Stored items
## Begin
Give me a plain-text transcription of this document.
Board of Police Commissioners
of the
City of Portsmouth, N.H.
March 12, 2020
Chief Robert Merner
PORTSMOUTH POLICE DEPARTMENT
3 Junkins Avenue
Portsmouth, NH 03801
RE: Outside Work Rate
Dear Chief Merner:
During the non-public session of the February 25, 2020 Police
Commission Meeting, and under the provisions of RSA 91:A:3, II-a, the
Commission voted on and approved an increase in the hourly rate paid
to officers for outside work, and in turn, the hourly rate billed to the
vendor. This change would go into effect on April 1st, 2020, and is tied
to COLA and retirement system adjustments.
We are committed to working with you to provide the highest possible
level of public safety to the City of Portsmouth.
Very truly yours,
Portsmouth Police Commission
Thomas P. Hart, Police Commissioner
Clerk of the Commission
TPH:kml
## End
▸ Directive
Produce an exact copy of the whole listing.

▸ Expected output
Give me a plain-text transcription of this document.
Board of Police Commissioners
of the
City of Portsmouth, N.H.
March 12, 2020
Chief Robert Merner
PORTSMOUTH POLICE DEPARTMENT
3 Junkins Avenue
Portsmouth, NH 03801
RE: Outside Work Rate
Dear Chief Merner:
During the non-public session of the February 25, 2020 Police
Commission Meeting, and under the provisions of RSA 91:A:3, II-a, the
Commission voted on and approved an increase in the hourly rate paid
to officers for outside work, and in turn, the hourly rate billed to the
vendor. This change would go into effect on April 1st, 2020, and is tied
to COLA and retirement system adjustments.
We are committed to working with you to provide the highest possible
level of public safety to the City of Portsmouth.
Very truly yours,
Portsmouth Police Commission
Thomas P. Hart, Police Commissioner
Clerk of the Commission
TPH:kml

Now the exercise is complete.